- AIM OF THE EXERCISE: Transcribe the data that follows precisely, omitting nothing.
-- start of DATA LISTING --
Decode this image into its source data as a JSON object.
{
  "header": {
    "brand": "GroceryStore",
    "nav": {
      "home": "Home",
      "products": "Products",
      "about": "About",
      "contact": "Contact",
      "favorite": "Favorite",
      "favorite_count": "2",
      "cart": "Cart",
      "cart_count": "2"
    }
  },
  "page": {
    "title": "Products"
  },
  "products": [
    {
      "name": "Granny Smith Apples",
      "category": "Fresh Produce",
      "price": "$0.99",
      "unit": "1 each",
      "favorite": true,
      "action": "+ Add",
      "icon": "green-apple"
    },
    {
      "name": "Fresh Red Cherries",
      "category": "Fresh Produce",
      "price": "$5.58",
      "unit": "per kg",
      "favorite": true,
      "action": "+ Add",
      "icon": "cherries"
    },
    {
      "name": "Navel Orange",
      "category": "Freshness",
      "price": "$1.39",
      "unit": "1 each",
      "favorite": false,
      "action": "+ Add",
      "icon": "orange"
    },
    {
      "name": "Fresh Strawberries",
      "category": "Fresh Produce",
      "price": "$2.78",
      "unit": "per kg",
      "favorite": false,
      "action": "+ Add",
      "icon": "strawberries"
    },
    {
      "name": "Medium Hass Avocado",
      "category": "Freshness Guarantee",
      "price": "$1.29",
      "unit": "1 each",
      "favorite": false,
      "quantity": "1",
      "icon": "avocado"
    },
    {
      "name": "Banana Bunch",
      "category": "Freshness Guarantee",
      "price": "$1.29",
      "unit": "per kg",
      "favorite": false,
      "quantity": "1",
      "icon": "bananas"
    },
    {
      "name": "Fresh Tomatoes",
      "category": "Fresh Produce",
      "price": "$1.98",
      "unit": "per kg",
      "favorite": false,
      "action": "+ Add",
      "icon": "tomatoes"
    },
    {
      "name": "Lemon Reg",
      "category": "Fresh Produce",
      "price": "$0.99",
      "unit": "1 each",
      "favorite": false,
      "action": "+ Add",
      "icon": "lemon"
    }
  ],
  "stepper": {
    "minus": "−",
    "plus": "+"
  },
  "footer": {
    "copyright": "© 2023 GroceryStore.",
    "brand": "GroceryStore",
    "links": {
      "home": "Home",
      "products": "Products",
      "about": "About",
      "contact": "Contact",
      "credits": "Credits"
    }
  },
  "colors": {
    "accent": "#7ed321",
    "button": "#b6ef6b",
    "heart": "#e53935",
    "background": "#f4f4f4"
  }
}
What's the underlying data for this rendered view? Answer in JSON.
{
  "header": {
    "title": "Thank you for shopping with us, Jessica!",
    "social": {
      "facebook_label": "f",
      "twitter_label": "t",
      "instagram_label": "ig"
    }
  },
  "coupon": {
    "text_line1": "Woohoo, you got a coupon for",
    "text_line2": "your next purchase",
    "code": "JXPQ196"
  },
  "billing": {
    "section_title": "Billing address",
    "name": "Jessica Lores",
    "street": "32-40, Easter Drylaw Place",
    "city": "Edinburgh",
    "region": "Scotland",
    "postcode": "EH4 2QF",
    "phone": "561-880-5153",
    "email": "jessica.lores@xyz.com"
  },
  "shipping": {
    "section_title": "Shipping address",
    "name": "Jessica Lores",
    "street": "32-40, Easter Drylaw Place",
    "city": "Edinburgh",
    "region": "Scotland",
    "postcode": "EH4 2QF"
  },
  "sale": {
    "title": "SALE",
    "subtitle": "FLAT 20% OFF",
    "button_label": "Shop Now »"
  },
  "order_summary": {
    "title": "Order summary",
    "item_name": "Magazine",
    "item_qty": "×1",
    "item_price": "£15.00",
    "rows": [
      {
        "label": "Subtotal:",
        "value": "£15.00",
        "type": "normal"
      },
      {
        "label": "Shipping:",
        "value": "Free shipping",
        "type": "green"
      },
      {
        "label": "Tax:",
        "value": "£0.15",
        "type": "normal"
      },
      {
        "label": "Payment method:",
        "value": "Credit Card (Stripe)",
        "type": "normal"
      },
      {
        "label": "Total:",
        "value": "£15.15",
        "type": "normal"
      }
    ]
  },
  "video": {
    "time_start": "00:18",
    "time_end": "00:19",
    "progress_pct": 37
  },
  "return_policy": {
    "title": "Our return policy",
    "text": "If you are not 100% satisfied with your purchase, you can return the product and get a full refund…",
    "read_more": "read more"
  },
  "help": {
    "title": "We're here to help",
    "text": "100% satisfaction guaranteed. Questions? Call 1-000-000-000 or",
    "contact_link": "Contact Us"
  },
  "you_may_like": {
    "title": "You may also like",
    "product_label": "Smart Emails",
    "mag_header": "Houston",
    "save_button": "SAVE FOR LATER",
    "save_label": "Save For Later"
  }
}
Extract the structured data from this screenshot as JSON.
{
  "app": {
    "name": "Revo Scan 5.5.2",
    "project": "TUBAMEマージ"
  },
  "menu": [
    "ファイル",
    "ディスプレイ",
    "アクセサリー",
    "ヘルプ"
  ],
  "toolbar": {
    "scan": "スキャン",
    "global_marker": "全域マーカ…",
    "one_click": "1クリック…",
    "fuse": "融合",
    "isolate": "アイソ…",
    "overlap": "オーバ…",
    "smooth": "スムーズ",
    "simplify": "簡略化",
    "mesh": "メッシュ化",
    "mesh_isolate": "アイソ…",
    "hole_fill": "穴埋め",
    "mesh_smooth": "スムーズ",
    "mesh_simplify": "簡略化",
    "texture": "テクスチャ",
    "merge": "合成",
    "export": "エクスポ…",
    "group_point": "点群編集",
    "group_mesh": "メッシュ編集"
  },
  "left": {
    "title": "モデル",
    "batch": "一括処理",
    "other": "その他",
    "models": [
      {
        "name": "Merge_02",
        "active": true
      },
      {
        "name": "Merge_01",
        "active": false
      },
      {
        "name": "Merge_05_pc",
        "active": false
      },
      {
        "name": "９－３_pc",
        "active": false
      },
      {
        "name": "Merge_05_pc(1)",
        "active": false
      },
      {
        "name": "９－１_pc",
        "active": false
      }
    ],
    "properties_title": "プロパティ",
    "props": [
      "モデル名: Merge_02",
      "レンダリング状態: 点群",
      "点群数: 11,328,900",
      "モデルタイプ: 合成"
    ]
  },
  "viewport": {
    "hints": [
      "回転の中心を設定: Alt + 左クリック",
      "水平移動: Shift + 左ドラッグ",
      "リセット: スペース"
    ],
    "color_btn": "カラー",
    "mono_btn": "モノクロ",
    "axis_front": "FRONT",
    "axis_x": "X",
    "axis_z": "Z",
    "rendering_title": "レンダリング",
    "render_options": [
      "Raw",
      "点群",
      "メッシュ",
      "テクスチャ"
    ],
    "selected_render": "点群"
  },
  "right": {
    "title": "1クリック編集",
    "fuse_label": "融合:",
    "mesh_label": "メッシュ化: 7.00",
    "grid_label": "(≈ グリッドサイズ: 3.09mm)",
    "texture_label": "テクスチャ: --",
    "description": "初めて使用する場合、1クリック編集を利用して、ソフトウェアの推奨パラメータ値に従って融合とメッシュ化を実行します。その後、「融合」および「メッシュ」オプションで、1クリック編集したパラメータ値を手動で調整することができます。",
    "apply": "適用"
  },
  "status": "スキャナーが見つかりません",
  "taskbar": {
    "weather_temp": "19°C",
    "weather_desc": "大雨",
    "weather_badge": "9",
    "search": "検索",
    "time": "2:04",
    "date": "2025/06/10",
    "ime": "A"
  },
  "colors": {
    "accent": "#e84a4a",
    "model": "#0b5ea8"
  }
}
-- end of DATA LISTING --
- ANSWER TO THIS EXERCISE:
Decode this image into its source data as a JSON object.
{
  "header": {
    "brand": "GroceryStore",
    "nav": {
      "home": "Home",
      "products": "Products",
      "about": "About",
      "contact": "Contact",
      "favorite": "Favorite",
      "favorite_count": "2",
      "cart": "Cart",
      "cart_count": "2"
    }
  },
  "page": {
    "title": "Products"
  },
  "products": [
    {
      "name": "Granny Smith Apples",
      "category": "Fresh Produce",
      "price": "$0.99",
      "unit": "1 each",
      "favorite": true,
      "action": "+ Add",
      "icon": "green-apple"
    },
    {
      "name": "Fresh Red Cherries",
      "category": "Fresh Produce",
      "price": "$5.58",
      "unit": "per kg",
      "favorite": true,
      "action": "+ Add",
      "icon": "cherries"
    },
    {
      "name": "Navel Orange",
      "category": "Freshness",
      "price": "$1.39",
      "unit": "1 each",
      "favorite": false,
      "action": "+ Add",
      "icon": "orange"
    },
    {
      "name": "Fresh Strawberries",
      "category": "Fresh Produce",
      "price": "$2.78",
      "unit": "per kg",
      "favorite": false,
      "action": "+ Add",
      "icon": "strawberries"
    },
    {
      "name": "Medium Hass Avocado",
      "category": "Freshness Guarantee",
      "price": "$1.29",
      "unit": "1 each",
      "favorite": false,
      "quantity": "1",
      "icon": "avocado"
    },
    {
      "name": "Banana Bunch",
      "category": "Freshness Guarantee",
      "price": "$1.29",
      "unit": "per kg",
      "favorite": false,
      "quantity": "1",
      "icon": "bananas"
    },
    {
      "name": "Fresh Tomatoes",
      "category": "Fresh Produce",
      "price": "$1.98",
      "unit": "per kg",
      "favorite": false,
      "action": "+ Add",
      "icon": "tomatoes"
    },
    {
      "name": "Lemon Reg",
      "category": "Fresh Produce",
      "price": "$0.99",
      "unit": "1 each",
      "favorite": false,
      "action": "+ Add",
      "icon": "lemon"
    }
  ],
  "stepper": {
    "minus": "−",
    "plus": "+"
  },
  "footer": {
    "copyright": "© 2023 GroceryStore.",
    "brand": "GroceryStore",
    "links": {
      "home": "Home",
      "products": "Products",
      "about": "About",
      "contact": "Contact",
      "credits": "Credits"
    }
  },
  "colors": {
    "accent": "#7ed321",
    "button": "#b6ef6b",
    "heart": "#e53935",
    "background": "#f4f4f4"
  }
}
What's the underlying data for this rendered view? Answer in JSON.
{
  "header": {
    "title": "Thank you for shopping with us, Jessica!",
    "social": {
      "facebook_label": "f",
      "twitter_label": "t",
      "instagram_label": "ig"
    }
  },
  "coupon": {
    "text_line1": "Woohoo, you got a coupon for",
    "text_line2": "your next purchase",
    "code": "JXPQ196"
  },
  "billing": {
    "section_title": "Billing address",
    "name": "Jessica Lores",
    "street": "32-40, Easter Drylaw Place",
    "city": "Edinburgh",
    "region": "Scotland",
    "postcode": "EH4 2QF",
    "phone": "561-880-5153",
    "email": "jessica.lores@xyz.com"
  },
  "shipping": {
    "section_title": "Shipping address",
    "name": "Jessica Lores",
    "street": "32-40, Easter Drylaw Place",
    "city": "Edinburgh",
    "region": "Scotland",
    "postcode": "EH4 2QF"
  },
  "sale": {
    "title": "SALE",
    "subtitle": "FLAT 20% OFF",
    "button_label": "Shop Now »"
  },
  "order_summary": {
    "title": "Order summary",
    "item_name": "Magazine",
    "item_qty": "×1",
    "item_price": "£15.00",
    "rows": [
      {
        "label": "Subtotal:",
        "value": "£15.00",
        "type": "normal"
      },
      {
        "label": "Shipping:",
        "value": "Free shipping",
        "type": "green"
      },
      {
        "label": "Tax:",
        "value": "£0.15",
        "type": "normal"
      },
      {
        "label": "Payment method:",
        "value": "Credit Card (Stripe)",
        "type": "normal"
      },
      {
        "label": "Total:",
        "value": "£15.15",
        "type": "normal"
      }
    ]
  },
  "video": {
    "time_start": "00:18",
    "time_end": "00:19",
    "progress_pct": 37
  },
  "return_policy": {
    "title": "Our return policy",
    "text": "If you are not 100% satisfied with your purchase, you can return the product and get a full refund…",
    "read_more": "read more"
  },
  "help": {
    "title": "We're here to help",
    "text": "100% satisfaction guaranteed. Questions? Call 1-000-000-000 or",
    "contact_link": "Contact Us"
  },
  "you_may_like": {
    "title": "You may also like",
    "product_label": "Smart Emails",
    "mag_header": "Houston",
    "save_button": "SAVE FOR LATER",
    "save_label": "Save For Later"
  }
}
Extract the structured data from this screenshot as JSON.
{
  "app": {
    "name": "Revo Scan 5.5.2",
    "project": "TUBAMEマージ"
  },
  "menu": [
    "ファイル",
    "ディスプレイ",
    "アクセサリー",
    "ヘルプ"
  ],
  "toolbar": {
    "scan": "スキャン",
    "global_marker": "全域マーカ…",
    "one_click": "1クリック…",
    "fuse": "融合",
    "isolate": "アイソ…",
    "overlap": "オーバ…",
    "smooth": "スムーズ",
    "simplify": "簡略化",
    "mesh": "メッシュ化",
    "mesh_isolate": "アイソ…",
    "hole_fill": "穴埋め",
    "mesh_smooth": "スムーズ",
    "mesh_simplify": "簡略化",
    "texture": "テクスチャ",
    "merge": "合成",
    "export": "エクスポ…",
    "group_point": "点群編集",
    "group_mesh": "メッシュ編集"
  },
  "left": {
    "title": "モデル",
    "batch": "一括処理",
    "other": "その他",
    "models": [
      {
        "name": "Merge_02",
        "active": true
      },
      {
        "name": "Merge_01",
        "active": false
      },
      {
        "name": "Merge_05_pc",
        "active": false
      },
      {
        "name": "９－３_pc",
        "active": false
      },
      {
        "name": "Merge_05_pc(1)",
        "active": false
      },
      {
        "name": "９－１_pc",
        "active": false
      }
    ],
    "properties_title": "プロパティ",
    "props": [
      "モデル名: Merge_02",
      "レンダリング状態: 点群",
      "点群数: 11,328,900",
      "モデルタイプ: 合成"
    ]
  },
  "viewport": {
    "hints": [
      "回転の中心を設定: Alt + 左クリック",
      "水平移動: Shift + 左ドラッグ",
      "リセット: スペース"
    ],
    "color_btn": "カラー",
    "mono_btn": "モノクロ",
    "axis_front": "FRONT",
    "axis_x": "X",
    "axis_z": "Z",
    "rendering_title": "レンダリング",
    "render_options": [
      "Raw",
      "点群",
      "メッシュ",
      "テクスチャ"
    ],
    "selected_render": "点群"
  },
  "right": {
    "title": "1クリック編集",
    "fuse_label": "融合:",
    "mesh_label": "メッシュ化: 7.00",
    "grid_label": "(≈ グリッドサイズ: 3.09mm)",
    "texture_label": "テクスチャ: --",
    "description": "初めて使用する場合、1クリック編集を利用して、ソフトウェアの推奨パラメータ値に従って融合とメッシュ化を実行します。その後、「融合」および「メッシュ」オプションで、1クリック編集したパラメータ値を手動で調整することができます。",
    "apply": "適用"
  },
  "status": "スキャナーが見つかりません",
  "taskbar": {
    "weather_temp": "19°C",
    "weather_desc": "大雨",
    "weather_badge": "9",
    "search": "検索",
    "time": "2:04",
    "date": "2025/06/10",
    "ime": "A"
  },
  "colors": {
    "accent": "#e84a4a",
    "model": "#0b5ea8"
  }
}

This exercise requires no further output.